>> START
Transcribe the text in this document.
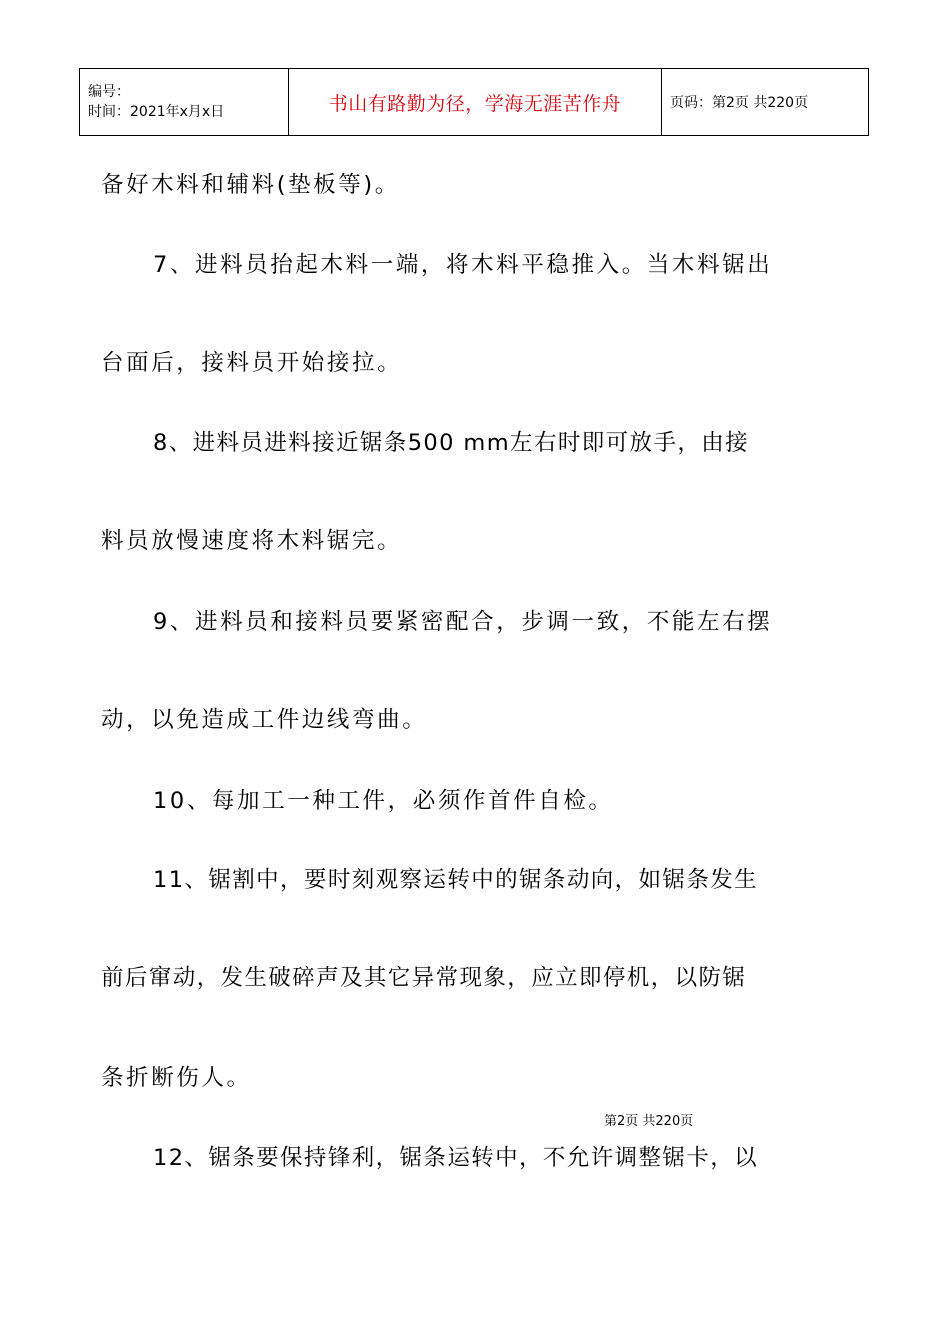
编号：
时间：2021年x月x日	书山有路勤为径，学海无涯苦作舟	页码：第2页 共220页
备好木料和辅料(垫板等)。
7、进料员抬起木料一端，将木料平稳推入。当木料锯出
台面后，接料员开始接拉。
8、进料员进料接近锯条500 mm左右时即可放手，由接
料员放慢速度将木料锯完。
9、进料员和接料员要紧密配合，步调一致，不能左右摆
动，以免造成工件边线弯曲。
10、每加工一种工件，必须作首件自检。
11、锯割中，要时刻观察运转中的锯条动向，如锯条发生
前后窜动，发生破碎声及其它异常现象，应立即停机，以防锯
条折断伤人。
第2页 共220页
12、锯条要保持锋利，锯条运转中，不允许调整锯卡，以
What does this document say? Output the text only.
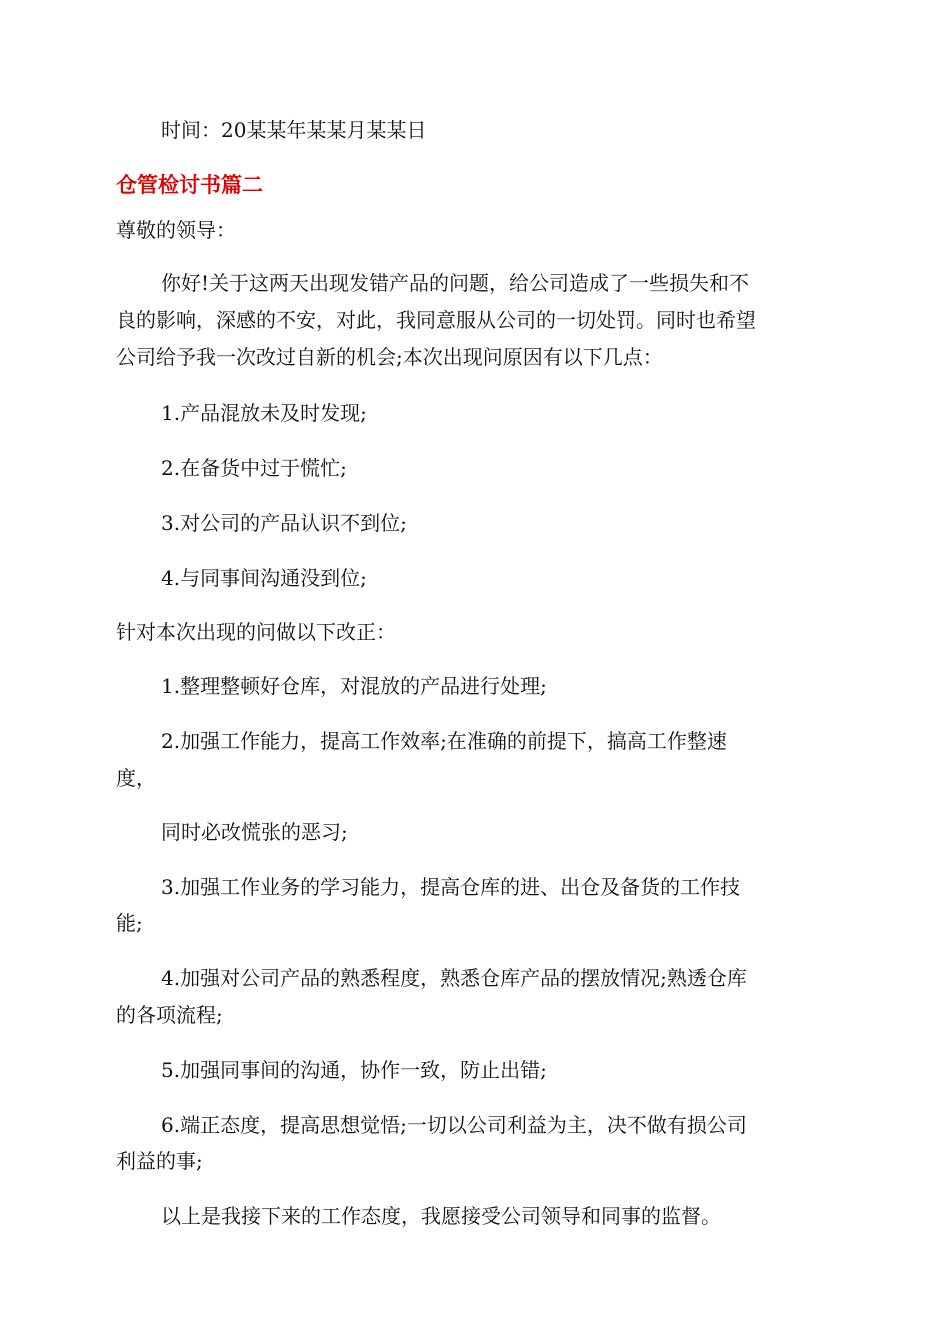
时间：20某某年某某月某某日

仓管检讨书篇二

尊敬的领导：

你好!关于这两天出现发错产品的问题，给公司造成了一些损失和不

良的影响，深感的不安，对此，我同意服从公司的一切处罚。同时也希望

公司给予我一次改过自新的机会;本次出现问原因有以下几点：

1.产品混放未及时发现;

2.在备货中过于慌忙;

3.对公司的产品认识不到位;

4.与同事间沟通没到位;

针对本次出现的问做以下改正：

1.整理整顿好仓库，对混放的产品进行处理;

2.加强工作能力，提高工作效率;在准确的前提下，搞高工作整速

度，

同时必改慌张的恶习;

3.加强工作业务的学习能力，提高仓库的进、出仓及备货的工作技

能;

4.加强对公司产品的熟悉程度，熟悉仓库产品的摆放情况;熟透仓库

的各项流程;

5.加强同事间的沟通，协作一致，防止出错;

6.端正态度，提高思想觉悟;一切以公司利益为主，决不做有损公司

利益的事;

以上是我接下来的工作态度，我愿接受公司领导和同事的监督。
>> END
Quote the material in full and exactly; do not carry over its pictures.

◆ **EXERCISE RESPONSE**
Transcribe the text in this document.
编号：
时间：2021年x月x日	书山有路勤为径，学海无涯苦作舟	页码：第2页 共220页
备好木料和辅料(垫板等)。
7、进料员抬起木料一端，将木料平稳推入。当木料锯出
台面后，接料员开始接拉。
8、进料员进料接近锯条500 mm左右时即可放手，由接
料员放慢速度将木料锯完。
9、进料员和接料员要紧密配合，步调一致，不能左右摆
动，以免造成工件边线弯曲。
10、每加工一种工件，必须作首件自检。
11、锯割中，要时刻观察运转中的锯条动向，如锯条发生
前后窜动，发生破碎声及其它异常现象，应立即停机，以防锯
条折断伤人。
第2页 共220页
12、锯条要保持锋利，锯条运转中，不允许调整锯卡，以
What does this document say? Output the text only.
时间：20某某年某某月某某日

仓管检讨书篇二

尊敬的领导：

你好!关于这两天出现发错产品的问题，给公司造成了一些损失和不

良的影响，深感的不安，对此，我同意服从公司的一切处罚。同时也希望

公司给予我一次改过自新的机会;本次出现问原因有以下几点：

1.产品混放未及时发现;

2.在备货中过于慌忙;

3.对公司的产品认识不到位;

4.与同事间沟通没到位;

针对本次出现的问做以下改正：

1.整理整顿好仓库，对混放的产品进行处理;

2.加强工作能力，提高工作效率;在准确的前提下，搞高工作整速

度，

同时必改慌张的恶习;

3.加强工作业务的学习能力，提高仓库的进、出仓及备货的工作技

能;

4.加强对公司产品的熟悉程度，熟悉仓库产品的摆放情况;熟透仓库

的各项流程;

5.加强同事间的沟通，协作一致，防止出错;

6.端正态度，提高思想觉悟;一切以公司利益为主，决不做有损公司

利益的事;

以上是我接下来的工作态度，我愿接受公司领导和同事的监督。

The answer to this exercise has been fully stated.